### REQUEST
Would you transcribe the whole listing exactly, minus its pictures?
-- Start of RECORDS --
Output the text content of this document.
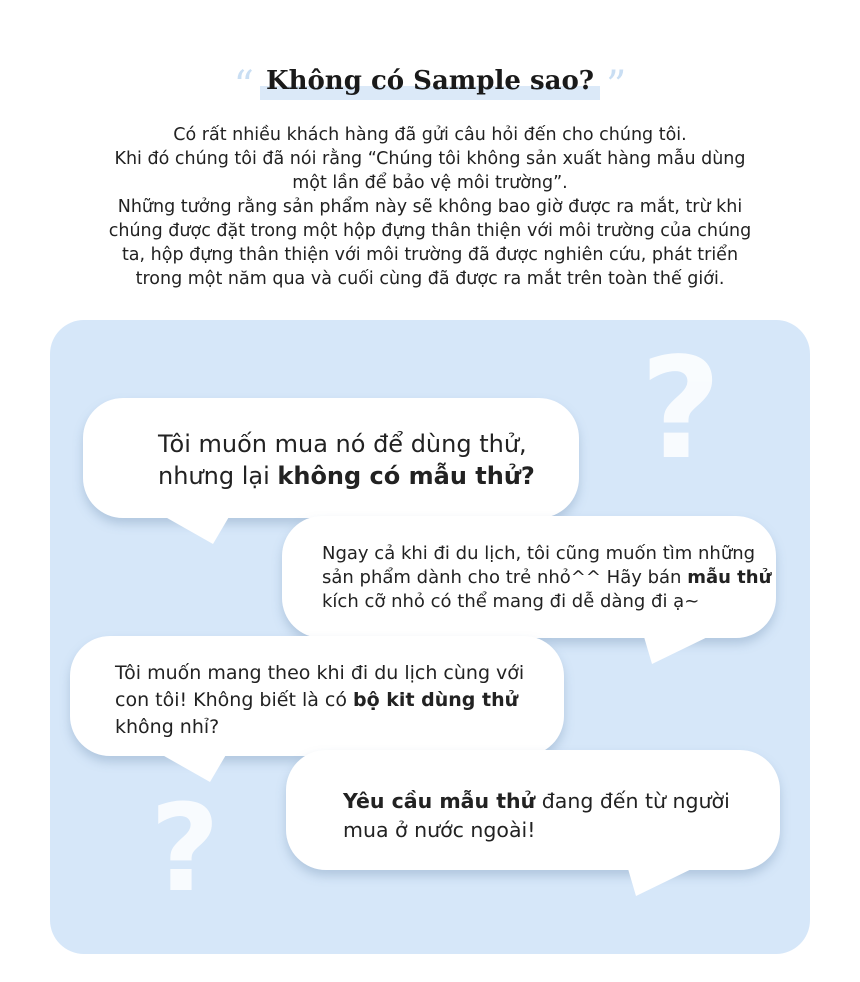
“ Không có Sample sao? ”

Có rất nhiều khách hàng đã gửi câu hỏi đến cho chúng tôi.

Khi đó chúng tôi đã nói rằng “Chúng tôi không sản xuất hàng mẫu dùng một lần để bảo vệ môi trường”.

Những tưởng rằng sản phẩm này sẽ không bao giờ được ra mắt, trừ khi chúng được đặt trong một hộp đựng thân thiện với môi trường của chúng ta, hộp đựng thân thiện với môi trường đã được nghiên cứu, phát triển trong một năm qua và cuối cùng đã được ra mắt trên toàn thế giới.

?
?
Tôi muốn mua nó để dùng thử,
nhưng lại không có mẫu thử?
Ngay cả khi đi du lịch, tôi cũng muốn tìm những
sản phẩm dành cho trẻ nhỏ^^ Hãy bán mẫu thử
kích cỡ nhỏ có thể mang đi dễ dàng đi ạ~
Tôi muốn mang theo khi đi du lịch cùng với
con tôi! Không biết là có bộ kit dùng thử
không nhỉ?
Yêu cầu mẫu thử đang đến từ người
mua ở nước ngoài!
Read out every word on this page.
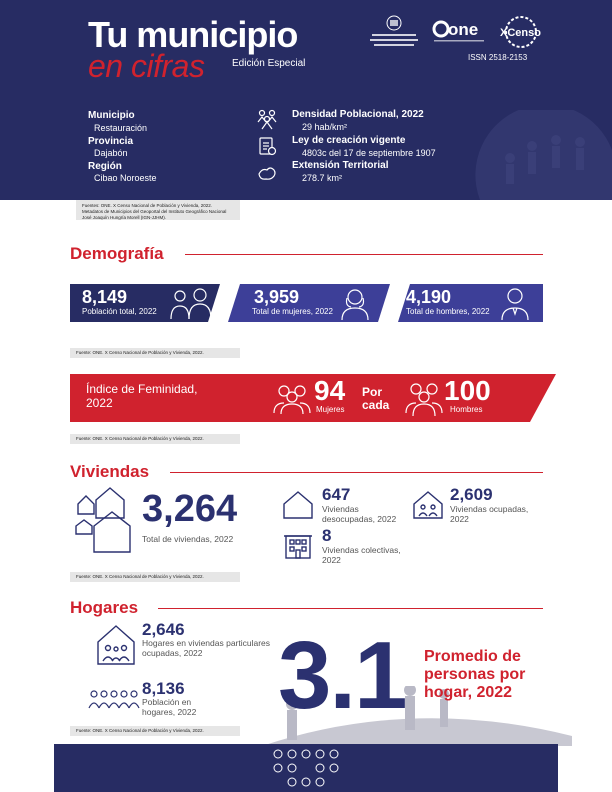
Tu municipio
en cifras	Edición Especial
one XCenso
ISSN 2518-2153
Municipio
Restauración
Provincia
Dajabón
Región
Cibao Noroeste
Densidad Poblacional, 2022
29 hab/km²
Ley de creación vigente
4803c del 17 de septiembre 1907
Extensión Territorial
278.7 km²
Fuentes: ONE. X Censo Nacional de Población y Vivienda, 2022.
Metadatos de Municipios del Geoportal del Instituto Geográfico Nacional José Joaquín Hungría Morell (IGN-JJHM).
Demografía
8,149
Población total, 2022
3,959
Total de mujeres, 2022
4,190
Total de hombres, 2022
Fuente: ONE. X Censo Nacional de Población y Vivienda, 2022.
Índice de Feminidad, 2022	94
Mujeres
Por cada	100
Hombres
Fuente: ONE. X Censo Nacional de Población y Vivienda, 2022.
Viviendas
3,264
Total de viviendas, 2022
647
Viviendas desocupadas, 2022
2,609
Viviendas ocupadas, 2022
8
Viviendas colectivas, 2022
Fuente: ONE. X Censo Nacional de Población y Vivienda, 2022.
Hogares
2,646
Hogares en viviendas particulares ocupadas, 2022
8,136
Población en hogares, 2022 3.1 Promedio de personas por hogar, 2022
Fuente: ONE. X Censo Nacional de Población y Vivienda, 2022.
-- End of RECORDS --
### THE SOLUTION
Output the text content of this document.
“ Không có Sample sao? ”

Có rất nhiều khách hàng đã gửi câu hỏi đến cho chúng tôi.

Khi đó chúng tôi đã nói rằng “Chúng tôi không sản xuất hàng mẫu dùng một lần để bảo vệ môi trường”.

Những tưởng rằng sản phẩm này sẽ không bao giờ được ra mắt, trừ khi chúng được đặt trong một hộp đựng thân thiện với môi trường của chúng ta, hộp đựng thân thiện với môi trường đã được nghiên cứu, phát triển trong một năm qua và cuối cùng đã được ra mắt trên toàn thế giới.

?
?
Tôi muốn mua nó để dùng thử,
nhưng lại không có mẫu thử?
Ngay cả khi đi du lịch, tôi cũng muốn tìm những
sản phẩm dành cho trẻ nhỏ^^ Hãy bán mẫu thử
kích cỡ nhỏ có thể mang đi dễ dàng đi ạ~
Tôi muốn mang theo khi đi du lịch cùng với
con tôi! Không biết là có bộ kit dùng thử
không nhỉ?
Yêu cầu mẫu thử đang đến từ người
mua ở nước ngoài!
Read out every word on this page.
Tu municipio
en cifras	Edición Especial
one XCenso
ISSN 2518-2153
Municipio
Restauración
Provincia
Dajabón
Región
Cibao Noroeste
Densidad Poblacional, 2022
29 hab/km²
Ley de creación vigente
4803c del 17 de septiembre 1907
Extensión Territorial
278.7 km²
Fuentes: ONE. X Censo Nacional de Población y Vivienda, 2022.
Metadatos de Municipios del Geoportal del Instituto Geográfico Nacional José Joaquín Hungría Morell (IGN-JJHM).
Demografía
8,149
Población total, 2022
3,959
Total de mujeres, 2022
4,190
Total de hombres, 2022
Fuente: ONE. X Censo Nacional de Población y Vivienda, 2022.
Índice de Feminidad, 2022	94
Mujeres
Por cada	100
Hombres
Fuente: ONE. X Censo Nacional de Población y Vivienda, 2022.
Viviendas
3,264
Total de viviendas, 2022
647
Viviendas desocupadas, 2022
2,609
Viviendas ocupadas, 2022
8
Viviendas colectivas, 2022
Fuente: ONE. X Censo Nacional de Población y Vivienda, 2022.
Hogares
2,646
Hogares en viviendas particulares ocupadas, 2022
8,136
Población en hogares, 2022 3.1 Promedio de personas por hogar, 2022
Fuente: ONE. X Censo Nacional de Población y Vivienda, 2022.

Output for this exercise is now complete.